Entries from a dataset:
§ §

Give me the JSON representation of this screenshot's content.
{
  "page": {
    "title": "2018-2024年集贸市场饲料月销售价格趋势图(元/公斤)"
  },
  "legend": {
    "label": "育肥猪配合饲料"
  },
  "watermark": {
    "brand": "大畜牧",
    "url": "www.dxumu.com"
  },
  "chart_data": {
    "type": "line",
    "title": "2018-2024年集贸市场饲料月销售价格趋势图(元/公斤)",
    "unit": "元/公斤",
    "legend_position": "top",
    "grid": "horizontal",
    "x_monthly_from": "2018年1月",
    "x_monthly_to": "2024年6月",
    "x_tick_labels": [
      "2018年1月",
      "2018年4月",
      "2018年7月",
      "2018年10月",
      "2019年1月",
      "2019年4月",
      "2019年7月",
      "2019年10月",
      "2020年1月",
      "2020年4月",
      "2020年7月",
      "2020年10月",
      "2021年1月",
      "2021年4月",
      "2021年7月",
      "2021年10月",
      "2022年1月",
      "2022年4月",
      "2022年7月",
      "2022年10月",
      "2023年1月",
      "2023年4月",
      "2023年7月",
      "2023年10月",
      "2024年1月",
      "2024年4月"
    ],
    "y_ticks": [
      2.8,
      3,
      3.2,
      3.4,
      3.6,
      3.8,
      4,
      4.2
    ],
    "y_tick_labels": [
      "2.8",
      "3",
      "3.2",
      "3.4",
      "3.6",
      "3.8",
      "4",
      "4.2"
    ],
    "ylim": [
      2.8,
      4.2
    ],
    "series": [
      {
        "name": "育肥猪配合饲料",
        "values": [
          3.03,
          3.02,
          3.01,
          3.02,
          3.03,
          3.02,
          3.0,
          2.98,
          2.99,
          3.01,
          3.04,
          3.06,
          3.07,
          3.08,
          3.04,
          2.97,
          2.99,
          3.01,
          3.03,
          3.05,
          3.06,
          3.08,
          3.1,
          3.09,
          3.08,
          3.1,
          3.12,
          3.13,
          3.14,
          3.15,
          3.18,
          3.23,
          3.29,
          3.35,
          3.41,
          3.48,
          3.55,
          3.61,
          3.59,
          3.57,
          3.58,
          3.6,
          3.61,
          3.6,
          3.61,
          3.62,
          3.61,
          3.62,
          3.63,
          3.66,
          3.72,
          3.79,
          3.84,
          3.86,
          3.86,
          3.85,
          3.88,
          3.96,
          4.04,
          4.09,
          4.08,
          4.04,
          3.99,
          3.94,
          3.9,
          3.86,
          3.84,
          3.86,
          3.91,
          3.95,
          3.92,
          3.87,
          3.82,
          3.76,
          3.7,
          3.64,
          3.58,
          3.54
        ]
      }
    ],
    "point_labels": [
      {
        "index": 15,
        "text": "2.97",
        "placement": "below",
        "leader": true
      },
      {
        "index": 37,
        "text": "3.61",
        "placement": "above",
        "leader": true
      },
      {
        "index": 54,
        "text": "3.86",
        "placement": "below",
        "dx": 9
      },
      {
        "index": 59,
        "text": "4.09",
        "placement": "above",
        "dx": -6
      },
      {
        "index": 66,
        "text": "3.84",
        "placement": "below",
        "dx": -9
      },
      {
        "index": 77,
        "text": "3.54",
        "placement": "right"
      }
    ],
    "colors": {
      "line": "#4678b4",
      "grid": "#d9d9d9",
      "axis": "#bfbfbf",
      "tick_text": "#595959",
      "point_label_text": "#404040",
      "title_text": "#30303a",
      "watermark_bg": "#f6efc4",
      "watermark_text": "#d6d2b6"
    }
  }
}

§ §

The problem:
Restate each entry exactly, skipping none.

Completed exercise:
Give me the JSON representation of this screenshot's content.
{
  "page": {
    "title": "2018-2024年集贸市场饲料月销售价格趋势图(元/公斤)"
  },
  "legend": {
    "label": "育肥猪配合饲料"
  },
  "watermark": {
    "brand": "大畜牧",
    "url": "www.dxumu.com"
  },
  "chart_data": {
    "type": "line",
    "title": "2018-2024年集贸市场饲料月销售价格趋势图(元/公斤)",
    "unit": "元/公斤",
    "legend_position": "top",
    "grid": "horizontal",
    "x_monthly_from": "2018年1月",
    "x_monthly_to": "2024年6月",
    "x_tick_labels": [
      "2018年1月",
      "2018年4月",
      "2018年7月",
      "2018年10月",
      "2019年1月",
      "2019年4月",
      "2019年7月",
      "2019年10月",
      "2020年1月",
      "2020年4月",
      "2020年7月",
      "2020年10月",
      "2021年1月",
      "2021年4月",
      "2021年7月",
      "2021年10月",
      "2022年1月",
      "2022年4月",
      "2022年7月",
      "2022年10月",
      "2023年1月",
      "2023年4月",
      "2023年7月",
      "2023年10月",
      "2024年1月",
      "2024年4月"
    ],
    "y_ticks": [
      2.8,
      3,
      3.2,
      3.4,
      3.6,
      3.8,
      4,
      4.2
    ],
    "y_tick_labels": [
      "2.8",
      "3",
      "3.2",
      "3.4",
      "3.6",
      "3.8",
      "4",
      "4.2"
    ],
    "ylim": [
      2.8,
      4.2
    ],
    "series": [
      {
        "name": "育肥猪配合饲料",
        "values": [
          3.03,
          3.02,
          3.01,
          3.02,
          3.03,
          3.02,
          3.0,
          2.98,
          2.99,
          3.01,
          3.04,
          3.06,
          3.07,
          3.08,
          3.04,
          2.97,
          2.99,
          3.01,
          3.03,
          3.05,
          3.06,
          3.08,
          3.1,
          3.09,
          3.08,
          3.1,
          3.12,
          3.13,
          3.14,
          3.15,
          3.18,
          3.23,
          3.29,
          3.35,
          3.41,
          3.48,
          3.55,
          3.61,
          3.59,
          3.57,
          3.58,
          3.6,
          3.61,
          3.6,
          3.61,
          3.62,
          3.61,
          3.62,
          3.63,
          3.66,
          3.72,
          3.79,
          3.84,
          3.86,
          3.86,
          3.85,
          3.88,
          3.96,
          4.04,
          4.09,
          4.08,
          4.04,
          3.99,
          3.94,
          3.9,
          3.86,
          3.84,
          3.86,
          3.91,
          3.95,
          3.92,
          3.87,
          3.82,
          3.76,
          3.7,
          3.64,
          3.58,
          3.54
        ]
      }
    ],
    "point_labels": [
      {
        "index": 15,
        "text": "2.97",
        "placement": "below",
        "leader": true
      },
      {
        "index": 37,
        "text": "3.61",
        "placement": "above",
        "leader": true
      },
      {
        "index": 54,
        "text": "3.86",
        "placement": "below",
        "dx": 9
      },
      {
        "index": 59,
        "text": "4.09",
        "placement": "above",
        "dx": -6
      },
      {
        "index": 66,
        "text": "3.84",
        "placement": "below",
        "dx": -9
      },
      {
        "index": 77,
        "text": "3.54",
        "placement": "right"
      }
    ],
    "colors": {
      "line": "#4678b4",
      "grid": "#d9d9d9",
      "axis": "#bfbfbf",
      "tick_text": "#595959",
      "point_label_text": "#404040",
      "title_text": "#30303a",
      "watermark_bg": "#f6efc4",
      "watermark_text": "#d6d2b6"
    }
  }
}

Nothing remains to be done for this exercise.